TASK GOAL:
In the entries below, count the lines holding "Motivation". Reply with the number only.

Dataset items:
• • • • •

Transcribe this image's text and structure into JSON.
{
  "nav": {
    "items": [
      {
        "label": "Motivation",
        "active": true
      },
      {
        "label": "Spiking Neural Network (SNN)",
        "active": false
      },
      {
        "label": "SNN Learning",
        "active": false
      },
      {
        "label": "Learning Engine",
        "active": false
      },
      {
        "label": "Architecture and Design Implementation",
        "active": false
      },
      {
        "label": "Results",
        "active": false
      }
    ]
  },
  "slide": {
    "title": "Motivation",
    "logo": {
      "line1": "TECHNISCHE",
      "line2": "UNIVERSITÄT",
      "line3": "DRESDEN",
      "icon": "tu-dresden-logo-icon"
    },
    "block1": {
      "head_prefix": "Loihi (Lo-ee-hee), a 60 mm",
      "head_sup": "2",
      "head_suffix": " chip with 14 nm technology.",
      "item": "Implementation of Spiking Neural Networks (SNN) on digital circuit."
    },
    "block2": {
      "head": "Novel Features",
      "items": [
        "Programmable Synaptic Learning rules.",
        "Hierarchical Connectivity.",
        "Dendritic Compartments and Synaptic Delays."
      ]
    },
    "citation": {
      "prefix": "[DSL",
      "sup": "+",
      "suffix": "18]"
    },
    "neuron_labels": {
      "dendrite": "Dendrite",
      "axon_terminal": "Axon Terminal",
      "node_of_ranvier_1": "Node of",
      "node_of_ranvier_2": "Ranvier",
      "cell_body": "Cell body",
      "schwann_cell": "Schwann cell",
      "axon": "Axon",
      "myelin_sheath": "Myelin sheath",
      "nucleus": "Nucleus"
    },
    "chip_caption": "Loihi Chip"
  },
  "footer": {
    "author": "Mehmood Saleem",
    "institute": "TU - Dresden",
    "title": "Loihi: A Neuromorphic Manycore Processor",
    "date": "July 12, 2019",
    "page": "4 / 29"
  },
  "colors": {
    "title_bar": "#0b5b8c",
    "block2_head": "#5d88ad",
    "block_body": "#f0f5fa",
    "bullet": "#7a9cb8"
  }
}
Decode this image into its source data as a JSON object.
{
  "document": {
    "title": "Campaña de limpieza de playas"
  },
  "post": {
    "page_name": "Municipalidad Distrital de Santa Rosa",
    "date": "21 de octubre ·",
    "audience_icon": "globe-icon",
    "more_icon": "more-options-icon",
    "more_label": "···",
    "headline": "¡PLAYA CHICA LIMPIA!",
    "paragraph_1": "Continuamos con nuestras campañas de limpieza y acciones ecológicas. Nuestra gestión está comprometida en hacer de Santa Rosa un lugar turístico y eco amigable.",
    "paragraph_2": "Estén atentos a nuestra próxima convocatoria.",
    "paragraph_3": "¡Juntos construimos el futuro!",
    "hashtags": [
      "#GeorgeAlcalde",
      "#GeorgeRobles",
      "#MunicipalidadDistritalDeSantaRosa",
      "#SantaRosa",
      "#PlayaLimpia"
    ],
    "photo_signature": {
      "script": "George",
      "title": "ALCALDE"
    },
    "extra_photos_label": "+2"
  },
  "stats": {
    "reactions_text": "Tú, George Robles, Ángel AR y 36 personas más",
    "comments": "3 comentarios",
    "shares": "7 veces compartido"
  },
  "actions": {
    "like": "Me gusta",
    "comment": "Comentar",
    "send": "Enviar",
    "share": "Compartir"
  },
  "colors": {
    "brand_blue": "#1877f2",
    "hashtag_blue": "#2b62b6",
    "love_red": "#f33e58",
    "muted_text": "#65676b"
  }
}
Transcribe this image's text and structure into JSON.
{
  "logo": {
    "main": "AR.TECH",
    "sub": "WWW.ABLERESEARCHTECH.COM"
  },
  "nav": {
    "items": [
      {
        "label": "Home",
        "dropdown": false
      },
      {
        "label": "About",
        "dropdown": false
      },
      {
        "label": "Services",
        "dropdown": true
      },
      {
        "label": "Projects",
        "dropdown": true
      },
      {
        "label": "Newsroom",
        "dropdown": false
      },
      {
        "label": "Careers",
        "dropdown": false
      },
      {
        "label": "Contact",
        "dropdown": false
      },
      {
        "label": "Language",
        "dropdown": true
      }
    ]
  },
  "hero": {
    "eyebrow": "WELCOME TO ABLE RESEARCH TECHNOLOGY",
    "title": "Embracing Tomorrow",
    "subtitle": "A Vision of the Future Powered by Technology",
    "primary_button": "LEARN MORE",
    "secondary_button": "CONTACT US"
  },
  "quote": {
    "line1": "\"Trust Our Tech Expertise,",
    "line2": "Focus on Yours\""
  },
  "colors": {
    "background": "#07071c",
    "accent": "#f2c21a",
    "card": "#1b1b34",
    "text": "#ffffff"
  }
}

• • • • •

EXERCISE ANSWER:
2